═══ Supplied data ═══

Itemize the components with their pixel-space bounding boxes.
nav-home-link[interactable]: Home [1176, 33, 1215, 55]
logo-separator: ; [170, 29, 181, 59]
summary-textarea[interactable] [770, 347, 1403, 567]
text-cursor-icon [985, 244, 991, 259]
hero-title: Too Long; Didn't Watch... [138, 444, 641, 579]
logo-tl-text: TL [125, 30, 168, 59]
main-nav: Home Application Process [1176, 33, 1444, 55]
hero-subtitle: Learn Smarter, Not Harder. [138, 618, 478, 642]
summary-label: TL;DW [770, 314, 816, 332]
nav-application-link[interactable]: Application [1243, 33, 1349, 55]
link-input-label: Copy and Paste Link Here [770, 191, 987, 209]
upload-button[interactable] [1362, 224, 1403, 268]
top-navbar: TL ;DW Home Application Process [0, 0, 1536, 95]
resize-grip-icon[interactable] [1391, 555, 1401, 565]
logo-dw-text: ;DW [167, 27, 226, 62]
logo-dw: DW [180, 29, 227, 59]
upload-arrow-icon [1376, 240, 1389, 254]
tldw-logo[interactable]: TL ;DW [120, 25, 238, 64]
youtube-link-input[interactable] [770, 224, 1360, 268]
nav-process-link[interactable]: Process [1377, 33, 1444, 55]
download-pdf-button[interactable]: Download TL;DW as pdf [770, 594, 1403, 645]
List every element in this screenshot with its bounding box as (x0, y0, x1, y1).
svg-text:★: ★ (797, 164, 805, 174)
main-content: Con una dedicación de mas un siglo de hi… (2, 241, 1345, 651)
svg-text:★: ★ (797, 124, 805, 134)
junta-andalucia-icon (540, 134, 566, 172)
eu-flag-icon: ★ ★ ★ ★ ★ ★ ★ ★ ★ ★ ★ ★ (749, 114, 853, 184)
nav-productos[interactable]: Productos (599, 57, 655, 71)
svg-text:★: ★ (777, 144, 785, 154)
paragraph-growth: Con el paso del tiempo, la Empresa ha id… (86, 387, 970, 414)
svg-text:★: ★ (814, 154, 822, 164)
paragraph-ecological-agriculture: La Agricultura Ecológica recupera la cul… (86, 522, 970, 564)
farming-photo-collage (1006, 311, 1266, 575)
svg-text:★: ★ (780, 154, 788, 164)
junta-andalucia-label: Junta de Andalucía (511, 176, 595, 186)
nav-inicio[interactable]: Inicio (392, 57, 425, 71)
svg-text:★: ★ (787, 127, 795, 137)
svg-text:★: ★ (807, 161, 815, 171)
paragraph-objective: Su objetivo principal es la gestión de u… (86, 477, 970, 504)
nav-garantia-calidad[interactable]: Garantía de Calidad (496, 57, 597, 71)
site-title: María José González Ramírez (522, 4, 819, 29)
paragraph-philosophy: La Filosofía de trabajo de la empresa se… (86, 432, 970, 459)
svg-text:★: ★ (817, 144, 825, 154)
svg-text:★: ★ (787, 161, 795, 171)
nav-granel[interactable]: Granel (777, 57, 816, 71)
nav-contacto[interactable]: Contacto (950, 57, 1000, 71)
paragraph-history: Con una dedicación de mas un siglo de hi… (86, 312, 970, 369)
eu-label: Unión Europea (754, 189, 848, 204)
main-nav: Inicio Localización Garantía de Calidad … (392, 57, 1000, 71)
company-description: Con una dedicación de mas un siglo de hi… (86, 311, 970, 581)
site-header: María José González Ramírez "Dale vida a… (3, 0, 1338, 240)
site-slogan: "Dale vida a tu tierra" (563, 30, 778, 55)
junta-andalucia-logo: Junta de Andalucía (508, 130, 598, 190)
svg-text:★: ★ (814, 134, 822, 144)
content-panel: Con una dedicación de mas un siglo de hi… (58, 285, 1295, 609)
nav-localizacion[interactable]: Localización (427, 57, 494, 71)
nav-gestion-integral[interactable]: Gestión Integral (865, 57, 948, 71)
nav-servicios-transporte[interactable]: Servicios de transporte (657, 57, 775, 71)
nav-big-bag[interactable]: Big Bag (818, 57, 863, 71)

═══

• [What you need to do]
Copy these lines out word for word, from the first one to the last.

• [Written solution]
Itemize the components with their pixel-space bounding boxes.
nav-home-link[interactable]: Home [1176, 33, 1215, 55]
logo-separator: ; [170, 29, 181, 59]
summary-textarea[interactable] [770, 347, 1403, 567]
text-cursor-icon [985, 244, 991, 259]
hero-title: Too Long; Didn't Watch... [138, 444, 641, 579]
logo-tl-text: TL [125, 30, 168, 59]
main-nav: Home Application Process [1176, 33, 1444, 55]
hero-subtitle: Learn Smarter, Not Harder. [138, 618, 478, 642]
summary-label: TL;DW [770, 314, 816, 332]
nav-application-link[interactable]: Application [1243, 33, 1349, 55]
link-input-label: Copy and Paste Link Here [770, 191, 987, 209]
upload-button[interactable] [1362, 224, 1403, 268]
top-navbar: TL ;DW Home Application Process [0, 0, 1536, 95]
resize-grip-icon[interactable] [1391, 555, 1401, 565]
logo-dw-text: ;DW [167, 27, 226, 62]
logo-dw: DW [180, 29, 227, 59]
upload-arrow-icon [1376, 240, 1389, 254]
tldw-logo[interactable]: TL ;DW [120, 25, 238, 64]
youtube-link-input[interactable] [770, 224, 1360, 268]
nav-process-link[interactable]: Process [1377, 33, 1444, 55]
download-pdf-button[interactable]: Download TL;DW as pdf [770, 594, 1403, 645]
List every element in this screenshot with its bounding box as (x0, y0, x1, y1).
svg-text:★: ★ (797, 164, 805, 174)
main-content: Con una dedicación de mas un siglo de hi… (2, 241, 1345, 651)
svg-text:★: ★ (797, 124, 805, 134)
junta-andalucia-icon (540, 134, 566, 172)
eu-flag-icon: ★ ★ ★ ★ ★ ★ ★ ★ ★ ★ ★ ★ (749, 114, 853, 184)
nav-productos[interactable]: Productos (599, 57, 655, 71)
svg-text:★: ★ (777, 144, 785, 154)
paragraph-growth: Con el paso del tiempo, la Empresa ha id… (86, 387, 970, 414)
svg-text:★: ★ (814, 154, 822, 164)
paragraph-ecological-agriculture: La Agricultura Ecológica recupera la cul… (86, 522, 970, 564)
farming-photo-collage (1006, 311, 1266, 575)
svg-text:★: ★ (780, 154, 788, 164)
junta-andalucia-label: Junta de Andalucía (511, 176, 595, 186)
nav-inicio[interactable]: Inicio (392, 57, 425, 71)
svg-text:★: ★ (787, 127, 795, 137)
svg-text:★: ★ (807, 161, 815, 171)
paragraph-objective: Su objetivo principal es la gestión de u… (86, 477, 970, 504)
nav-garantia-calidad[interactable]: Garantía de Calidad (496, 57, 597, 71)
site-title: María José González Ramírez (522, 4, 819, 29)
paragraph-philosophy: La Filosofía de trabajo de la empresa se… (86, 432, 970, 459)
svg-text:★: ★ (817, 144, 825, 154)
svg-text:★: ★ (787, 161, 795, 171)
nav-granel[interactable]: Granel (777, 57, 816, 71)
nav-contacto[interactable]: Contacto (950, 57, 1000, 71)
paragraph-history: Con una dedicación de mas un siglo de hi… (86, 312, 970, 369)
eu-label: Unión Europea (754, 189, 848, 204)
main-nav: Inicio Localización Garantía de Calidad … (392, 57, 1000, 71)
company-description: Con una dedicación de mas un siglo de hi… (86, 311, 970, 581)
site-header: María José González Ramírez "Dale vida a… (3, 0, 1338, 240)
site-slogan: "Dale vida a tu tierra" (563, 30, 778, 55)
junta-andalucia-logo: Junta de Andalucía (508, 130, 598, 190)
svg-text:★: ★ (814, 134, 822, 144)
content-panel: Con una dedicación de mas un siglo de hi… (58, 285, 1295, 609)
nav-localizacion[interactable]: Localización (427, 57, 494, 71)
nav-gestion-integral[interactable]: Gestión Integral (865, 57, 948, 71)
nav-servicios-transporte[interactable]: Servicios de transporte (657, 57, 775, 71)
nav-big-bag[interactable]: Big Bag (818, 57, 863, 71)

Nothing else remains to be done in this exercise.